▶ [THE EXERCISE]: The exercise asks for every line of the data to be reproduced exactly.
>> Begin DATA EXTRACT
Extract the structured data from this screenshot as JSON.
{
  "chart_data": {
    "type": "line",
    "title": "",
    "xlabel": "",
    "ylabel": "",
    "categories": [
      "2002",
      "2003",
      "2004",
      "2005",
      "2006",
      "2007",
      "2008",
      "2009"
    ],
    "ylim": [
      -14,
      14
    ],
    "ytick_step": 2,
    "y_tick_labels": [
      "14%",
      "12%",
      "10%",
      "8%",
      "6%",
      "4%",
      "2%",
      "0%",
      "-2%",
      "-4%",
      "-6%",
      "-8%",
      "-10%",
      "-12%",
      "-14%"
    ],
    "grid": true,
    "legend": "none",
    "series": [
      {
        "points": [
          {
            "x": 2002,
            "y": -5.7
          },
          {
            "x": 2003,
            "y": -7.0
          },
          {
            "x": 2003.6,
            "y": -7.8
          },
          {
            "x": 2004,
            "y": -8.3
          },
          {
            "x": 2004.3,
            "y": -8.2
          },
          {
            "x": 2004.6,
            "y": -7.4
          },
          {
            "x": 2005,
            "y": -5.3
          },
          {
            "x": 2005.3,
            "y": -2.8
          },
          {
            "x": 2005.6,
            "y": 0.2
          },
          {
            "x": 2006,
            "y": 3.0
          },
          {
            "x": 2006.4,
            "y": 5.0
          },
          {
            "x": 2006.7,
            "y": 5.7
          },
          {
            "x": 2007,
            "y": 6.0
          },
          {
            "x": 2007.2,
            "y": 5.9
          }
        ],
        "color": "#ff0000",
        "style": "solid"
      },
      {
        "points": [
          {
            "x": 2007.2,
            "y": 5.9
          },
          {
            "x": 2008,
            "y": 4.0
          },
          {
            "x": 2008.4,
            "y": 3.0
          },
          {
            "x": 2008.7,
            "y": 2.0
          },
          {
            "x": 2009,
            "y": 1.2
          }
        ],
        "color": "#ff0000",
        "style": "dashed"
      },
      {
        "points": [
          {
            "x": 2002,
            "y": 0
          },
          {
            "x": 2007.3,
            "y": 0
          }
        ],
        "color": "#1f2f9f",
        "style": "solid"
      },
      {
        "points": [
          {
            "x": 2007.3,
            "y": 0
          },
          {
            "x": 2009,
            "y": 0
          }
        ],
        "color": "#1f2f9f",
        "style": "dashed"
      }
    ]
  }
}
>> End DATA EXTRACT
▶ [FULL RESPONSE]:
Extract the structured data from this screenshot as JSON.
{
  "chart_data": {
    "type": "line",
    "title": "",
    "xlabel": "",
    "ylabel": "",
    "categories": [
      "2002",
      "2003",
      "2004",
      "2005",
      "2006",
      "2007",
      "2008",
      "2009"
    ],
    "ylim": [
      -14,
      14
    ],
    "ytick_step": 2,
    "y_tick_labels": [
      "14%",
      "12%",
      "10%",
      "8%",
      "6%",
      "4%",
      "2%",
      "0%",
      "-2%",
      "-4%",
      "-6%",
      "-8%",
      "-10%",
      "-12%",
      "-14%"
    ],
    "grid": true,
    "legend": "none",
    "series": [
      {
        "points": [
          {
            "x": 2002,
            "y": -5.7
          },
          {
            "x": 2003,
            "y": -7.0
          },
          {
            "x": 2003.6,
            "y": -7.8
          },
          {
            "x": 2004,
            "y": -8.3
          },
          {
            "x": 2004.3,
            "y": -8.2
          },
          {
            "x": 2004.6,
            "y": -7.4
          },
          {
            "x": 2005,
            "y": -5.3
          },
          {
            "x": 2005.3,
            "y": -2.8
          },
          {
            "x": 2005.6,
            "y": 0.2
          },
          {
            "x": 2006,
            "y": 3.0
          },
          {
            "x": 2006.4,
            "y": 5.0
          },
          {
            "x": 2006.7,
            "y": 5.7
          },
          {
            "x": 2007,
            "y": 6.0
          },
          {
            "x": 2007.2,
            "y": 5.9
          }
        ],
        "color": "#ff0000",
        "style": "solid"
      },
      {
        "points": [
          {
            "x": 2007.2,
            "y": 5.9
          },
          {
            "x": 2008,
            "y": 4.0
          },
          {
            "x": 2008.4,
            "y": 3.0
          },
          {
            "x": 2008.7,
            "y": 2.0
          },
          {
            "x": 2009,
            "y": 1.2
          }
        ],
        "color": "#ff0000",
        "style": "dashed"
      },
      {
        "points": [
          {
            "x": 2002,
            "y": 0
          },
          {
            "x": 2007.3,
            "y": 0
          }
        ],
        "color": "#1f2f9f",
        "style": "solid"
      },
      {
        "points": [
          {
            "x": 2007.3,
            "y": 0
          },
          {
            "x": 2009,
            "y": 0
          }
        ],
        "color": "#1f2f9f",
        "style": "dashed"
      }
    ]
  }
}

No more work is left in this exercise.